MATERIALS PROVIDED =>
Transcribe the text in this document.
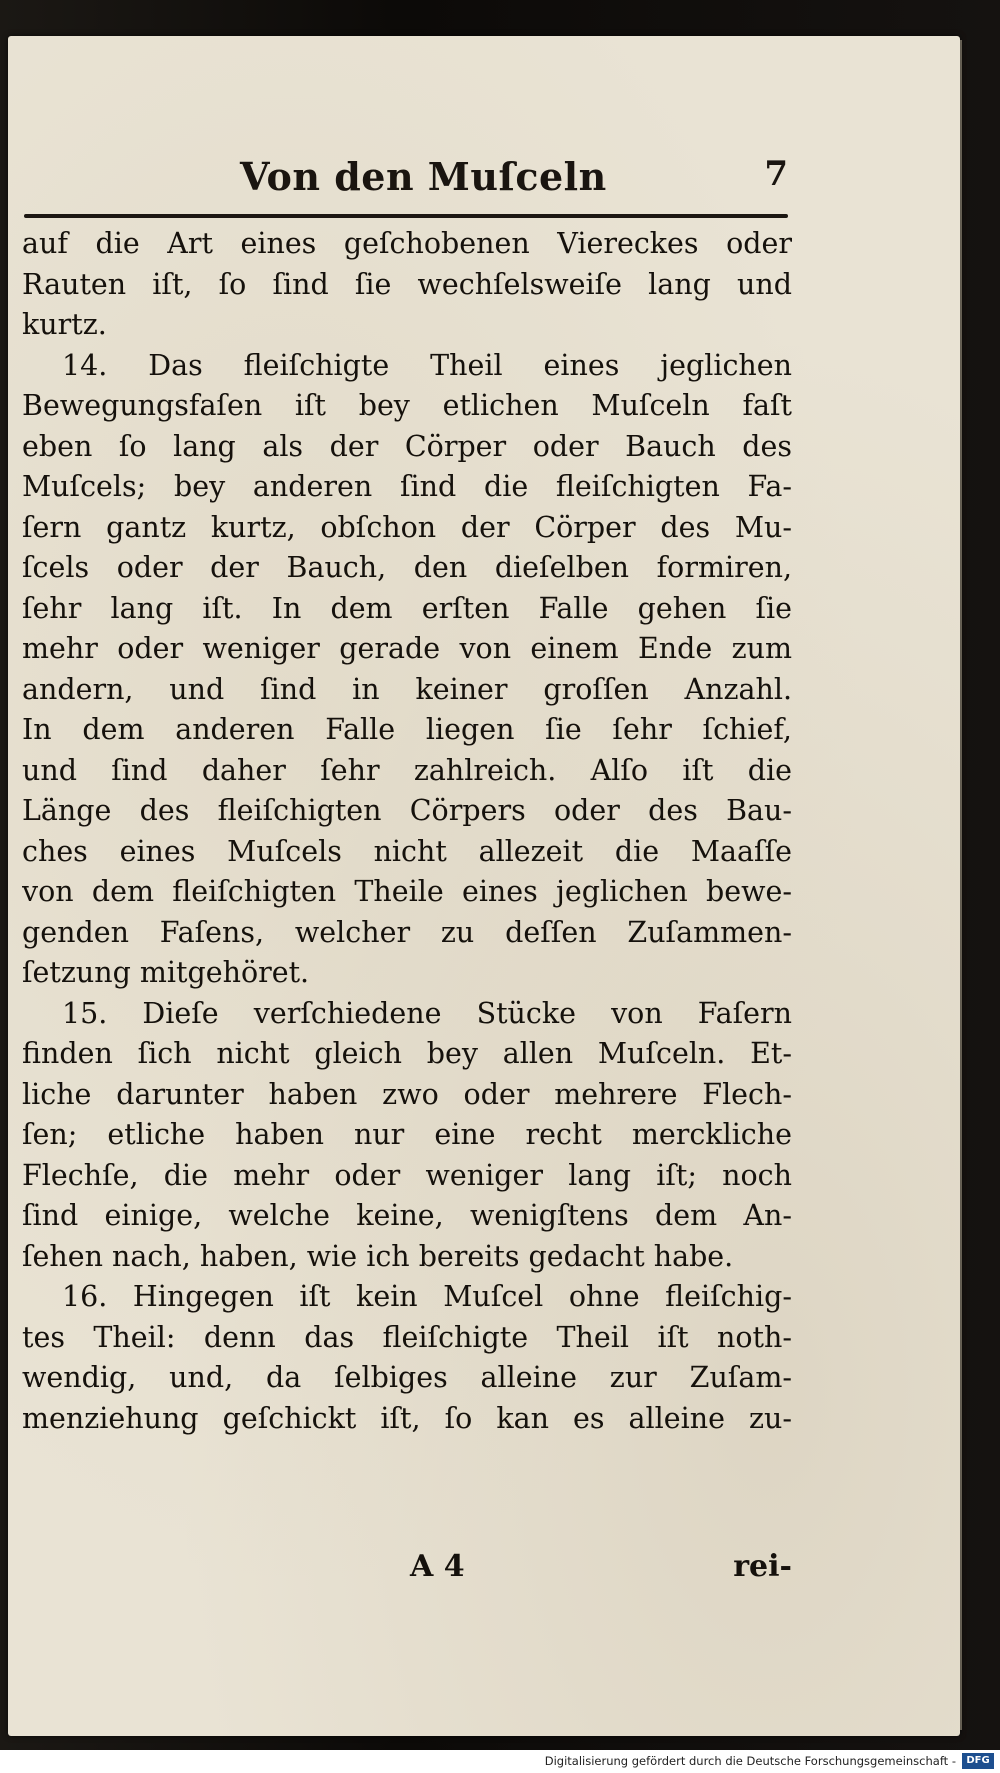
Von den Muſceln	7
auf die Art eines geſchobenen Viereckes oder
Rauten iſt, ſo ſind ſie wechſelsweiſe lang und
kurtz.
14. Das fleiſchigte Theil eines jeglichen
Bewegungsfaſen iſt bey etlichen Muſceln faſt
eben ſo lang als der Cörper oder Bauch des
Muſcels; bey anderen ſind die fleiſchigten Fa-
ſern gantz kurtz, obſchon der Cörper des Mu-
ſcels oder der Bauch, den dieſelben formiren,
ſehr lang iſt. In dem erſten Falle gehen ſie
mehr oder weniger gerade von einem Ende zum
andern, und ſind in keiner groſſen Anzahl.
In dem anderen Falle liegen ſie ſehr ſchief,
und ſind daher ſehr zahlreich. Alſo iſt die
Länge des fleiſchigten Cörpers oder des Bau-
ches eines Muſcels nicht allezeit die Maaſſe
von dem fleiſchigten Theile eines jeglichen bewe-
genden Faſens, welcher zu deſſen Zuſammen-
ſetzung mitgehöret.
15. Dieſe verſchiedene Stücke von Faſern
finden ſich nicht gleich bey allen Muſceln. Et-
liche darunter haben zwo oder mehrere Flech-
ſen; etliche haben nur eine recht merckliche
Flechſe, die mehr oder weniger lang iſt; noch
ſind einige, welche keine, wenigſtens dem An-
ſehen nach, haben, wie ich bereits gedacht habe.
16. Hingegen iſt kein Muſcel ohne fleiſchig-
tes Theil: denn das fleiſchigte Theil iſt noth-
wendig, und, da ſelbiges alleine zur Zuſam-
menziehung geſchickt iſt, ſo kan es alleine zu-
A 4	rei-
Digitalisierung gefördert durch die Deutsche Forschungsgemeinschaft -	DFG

YOUR GOAL => Transcribe the records above exactly, omitting every picture they contain.

OUTPUT =>
Transcribe the text in this document.
Von den Muſceln	7
auf die Art eines geſchobenen Viereckes oder
Rauten iſt, ſo ſind ſie wechſelsweiſe lang und
kurtz.
14. Das fleiſchigte Theil eines jeglichen
Bewegungsfaſen iſt bey etlichen Muſceln faſt
eben ſo lang als der Cörper oder Bauch des
Muſcels; bey anderen ſind die fleiſchigten Fa-
ſern gantz kurtz, obſchon der Cörper des Mu-
ſcels oder der Bauch, den dieſelben formiren,
ſehr lang iſt. In dem erſten Falle gehen ſie
mehr oder weniger gerade von einem Ende zum
andern, und ſind in keiner groſſen Anzahl.
In dem anderen Falle liegen ſie ſehr ſchief,
und ſind daher ſehr zahlreich. Alſo iſt die
Länge des fleiſchigten Cörpers oder des Bau-
ches eines Muſcels nicht allezeit die Maaſſe
von dem fleiſchigten Theile eines jeglichen bewe-
genden Faſens, welcher zu deſſen Zuſammen-
ſetzung mitgehöret.
15. Dieſe verſchiedene Stücke von Faſern
finden ſich nicht gleich bey allen Muſceln. Et-
liche darunter haben zwo oder mehrere Flech-
ſen; etliche haben nur eine recht merckliche
Flechſe, die mehr oder weniger lang iſt; noch
ſind einige, welche keine, wenigſtens dem An-
ſehen nach, haben, wie ich bereits gedacht habe.
16. Hingegen iſt kein Muſcel ohne fleiſchig-
tes Theil: denn das fleiſchigte Theil iſt noth-
wendig, und, da ſelbiges alleine zur Zuſam-
menziehung geſchickt iſt, ſo kan es alleine zu-
A 4	rei-
Digitalisierung gefördert durch die Deutsche Forschungsgemeinschaft -	DFG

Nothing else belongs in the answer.